> [TASK PROMPT] Draw out every line with the word "legend" from the listing below.

[Rows from a dataset]
──────

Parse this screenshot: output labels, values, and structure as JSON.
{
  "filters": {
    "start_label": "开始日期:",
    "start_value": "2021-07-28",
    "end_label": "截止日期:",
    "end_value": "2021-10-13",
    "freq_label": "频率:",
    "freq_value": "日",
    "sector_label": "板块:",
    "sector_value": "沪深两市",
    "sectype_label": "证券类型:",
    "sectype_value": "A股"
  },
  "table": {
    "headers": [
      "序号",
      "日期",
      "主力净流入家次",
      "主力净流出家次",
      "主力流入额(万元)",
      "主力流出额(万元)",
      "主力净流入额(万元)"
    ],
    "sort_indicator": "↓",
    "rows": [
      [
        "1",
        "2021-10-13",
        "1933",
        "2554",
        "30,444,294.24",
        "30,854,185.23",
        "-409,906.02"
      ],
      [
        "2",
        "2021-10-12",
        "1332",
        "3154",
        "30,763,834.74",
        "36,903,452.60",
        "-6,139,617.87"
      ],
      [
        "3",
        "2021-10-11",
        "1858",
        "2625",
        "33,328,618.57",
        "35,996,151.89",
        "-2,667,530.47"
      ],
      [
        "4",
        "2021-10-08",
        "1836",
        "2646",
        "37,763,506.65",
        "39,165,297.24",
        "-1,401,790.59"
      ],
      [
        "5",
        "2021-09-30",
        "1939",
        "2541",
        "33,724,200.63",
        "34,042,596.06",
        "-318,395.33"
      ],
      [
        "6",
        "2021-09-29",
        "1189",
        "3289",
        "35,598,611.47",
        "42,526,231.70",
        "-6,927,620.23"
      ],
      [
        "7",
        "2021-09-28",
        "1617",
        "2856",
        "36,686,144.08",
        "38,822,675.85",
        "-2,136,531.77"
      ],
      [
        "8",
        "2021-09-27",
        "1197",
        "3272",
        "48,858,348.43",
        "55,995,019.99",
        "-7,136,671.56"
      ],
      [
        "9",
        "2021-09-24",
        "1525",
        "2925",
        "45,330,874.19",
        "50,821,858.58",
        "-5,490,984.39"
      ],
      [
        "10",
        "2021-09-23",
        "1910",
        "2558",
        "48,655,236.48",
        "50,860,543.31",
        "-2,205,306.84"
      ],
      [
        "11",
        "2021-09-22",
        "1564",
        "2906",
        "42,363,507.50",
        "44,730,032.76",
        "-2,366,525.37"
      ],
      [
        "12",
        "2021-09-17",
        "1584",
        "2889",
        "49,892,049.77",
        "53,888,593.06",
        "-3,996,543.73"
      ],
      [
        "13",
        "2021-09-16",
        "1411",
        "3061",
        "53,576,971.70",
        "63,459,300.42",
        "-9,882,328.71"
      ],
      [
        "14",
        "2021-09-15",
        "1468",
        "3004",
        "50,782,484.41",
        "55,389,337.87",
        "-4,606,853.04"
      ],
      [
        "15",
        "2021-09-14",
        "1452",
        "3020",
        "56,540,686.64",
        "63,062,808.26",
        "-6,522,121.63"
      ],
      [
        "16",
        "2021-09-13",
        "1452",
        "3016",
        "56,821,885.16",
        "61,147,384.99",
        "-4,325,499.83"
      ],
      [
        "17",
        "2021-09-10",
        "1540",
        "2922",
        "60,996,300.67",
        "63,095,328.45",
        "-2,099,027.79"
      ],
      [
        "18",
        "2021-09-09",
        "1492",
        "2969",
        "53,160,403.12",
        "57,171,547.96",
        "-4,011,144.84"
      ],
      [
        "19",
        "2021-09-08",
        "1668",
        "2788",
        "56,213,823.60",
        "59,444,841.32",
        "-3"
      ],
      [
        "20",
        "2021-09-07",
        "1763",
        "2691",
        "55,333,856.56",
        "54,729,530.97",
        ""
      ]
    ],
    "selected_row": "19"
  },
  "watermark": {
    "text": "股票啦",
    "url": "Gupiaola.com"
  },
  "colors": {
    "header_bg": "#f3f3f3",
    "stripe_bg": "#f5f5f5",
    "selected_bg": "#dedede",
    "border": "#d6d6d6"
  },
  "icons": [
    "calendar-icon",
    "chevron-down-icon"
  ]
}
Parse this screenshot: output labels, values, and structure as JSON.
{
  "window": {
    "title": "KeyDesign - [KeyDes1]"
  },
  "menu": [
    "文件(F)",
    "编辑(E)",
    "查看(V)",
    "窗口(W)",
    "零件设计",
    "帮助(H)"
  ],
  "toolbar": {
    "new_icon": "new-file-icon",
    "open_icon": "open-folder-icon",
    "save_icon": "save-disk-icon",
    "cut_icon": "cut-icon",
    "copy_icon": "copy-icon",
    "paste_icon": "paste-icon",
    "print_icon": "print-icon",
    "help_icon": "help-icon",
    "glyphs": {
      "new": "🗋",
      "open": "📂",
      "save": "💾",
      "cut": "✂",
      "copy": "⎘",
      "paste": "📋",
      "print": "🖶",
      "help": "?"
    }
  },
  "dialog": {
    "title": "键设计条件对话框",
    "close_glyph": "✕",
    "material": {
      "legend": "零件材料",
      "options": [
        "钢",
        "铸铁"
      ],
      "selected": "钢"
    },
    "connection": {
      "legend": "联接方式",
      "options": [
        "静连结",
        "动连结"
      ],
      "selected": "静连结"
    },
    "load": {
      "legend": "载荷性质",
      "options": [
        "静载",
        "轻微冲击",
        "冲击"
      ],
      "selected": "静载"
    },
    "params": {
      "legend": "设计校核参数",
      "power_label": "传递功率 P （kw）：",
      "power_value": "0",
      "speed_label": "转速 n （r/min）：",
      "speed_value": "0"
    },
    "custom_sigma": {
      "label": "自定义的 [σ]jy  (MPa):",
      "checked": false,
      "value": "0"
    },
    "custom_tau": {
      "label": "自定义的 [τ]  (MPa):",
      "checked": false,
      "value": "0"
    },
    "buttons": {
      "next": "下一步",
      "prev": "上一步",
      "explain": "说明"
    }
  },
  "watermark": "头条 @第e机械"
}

──────

> [OUTPUT OF THE TASK]
      "legend": "零件材料",
      "legend": "联接方式",
      "legend": "载荷性质",
      "legend": "设计校核参数",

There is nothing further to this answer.